What you need to do: Word for word, quote all of the material, omitting the pictures.

Data extracted from a collection:
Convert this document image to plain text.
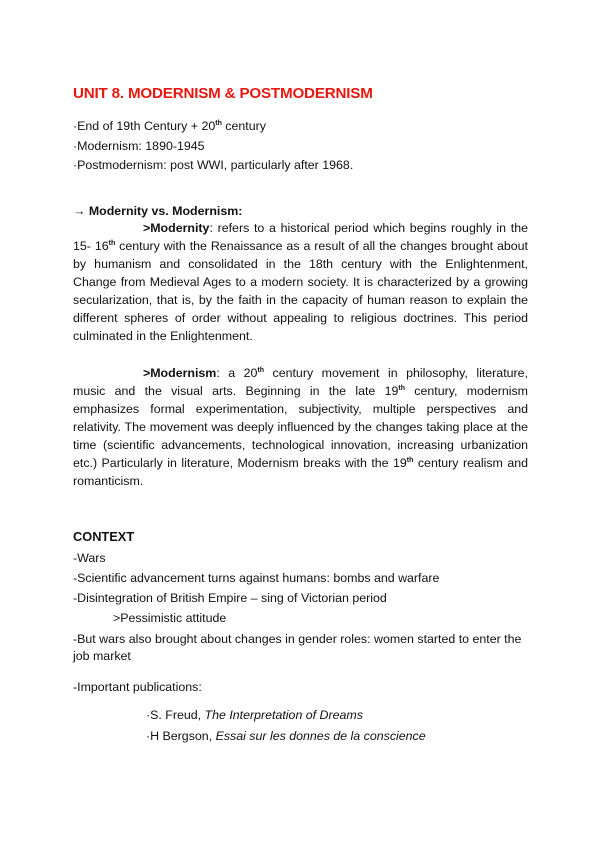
UNIT 8. MODERNISM & POSTMODERNISM
·End of 19th Century + 20th century
·Modernism: 1890-1945
·Postmodernism: post WWI, particularly after 1968.
→ Modernity vs. Modernism:
>Modernity: refers to a historical period which begins roughly in the 15- 16th century with the Renaissance as a result of all the changes brought about by humanism and consolidated in the 18th century with the Enlightenment, Change from Medieval Ages to a modern society. It is characterized by a growing secularization, that is, by the faith in the capacity of human reason to explain the different spheres of order without appealing to religious doctrines. This period culminated in the Enlightenment.
>Modernism: a 20th century movement in philosophy, literature, music and the visual arts. Beginning in the late 19th century, modernism emphasizes formal experimentation, subjectivity, multiple perspectives and relativity. The movement was deeply influenced by the changes taking place at the time (scientific advancements, technological innovation, increasing urbanization etc.) Particularly in literature, Modernism breaks with the 19th century realism and romanticism.
CONTEXT
-Wars
-Scientific advancement turns against humans: bombs and warfare
-Disintegration of British Empire – sing of Victorian period
>Pessimistic attitude
-But wars also brought about changes in gender roles: women started to enter the job market
-Important publications:
·S. Freud, The Interpretation of Dreams
·H Bergson, Essai sur les donnes de la conscience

Exercise solution:
Convert this document image to plain text.
UNIT 8. MODERNISM & POSTMODERNISM
·End of 19th Century + 20th century
·Modernism: 1890-1945
·Postmodernism: post WWI, particularly after 1968.
→ Modernity vs. Modernism:
>Modernity: refers to a historical period which begins roughly in the 15- 16th century with the Renaissance as a result of all the changes brought about by humanism and consolidated in the 18th century with the Enlightenment, Change from Medieval Ages to a modern society. It is characterized by a growing secularization, that is, by the faith in the capacity of human reason to explain the different spheres of order without appealing to religious doctrines. This period culminated in the Enlightenment.
>Modernism: a 20th century movement in philosophy, literature, music and the visual arts. Beginning in the late 19th century, modernism emphasizes formal experimentation, subjectivity, multiple perspectives and relativity. The movement was deeply influenced by the changes taking place at the time (scientific advancements, technological innovation, increasing urbanization etc.) Particularly in literature, Modernism breaks with the 19th century realism and romanticism.
CONTEXT
-Wars
-Scientific advancement turns against humans: bombs and warfare
-Disintegration of British Empire – sing of Victorian period
>Pessimistic attitude
-But wars also brought about changes in gender roles: women started to enter the job market
-Important publications:
·S. Freud, The Interpretation of Dreams
·H Bergson, Essai sur les donnes de la conscience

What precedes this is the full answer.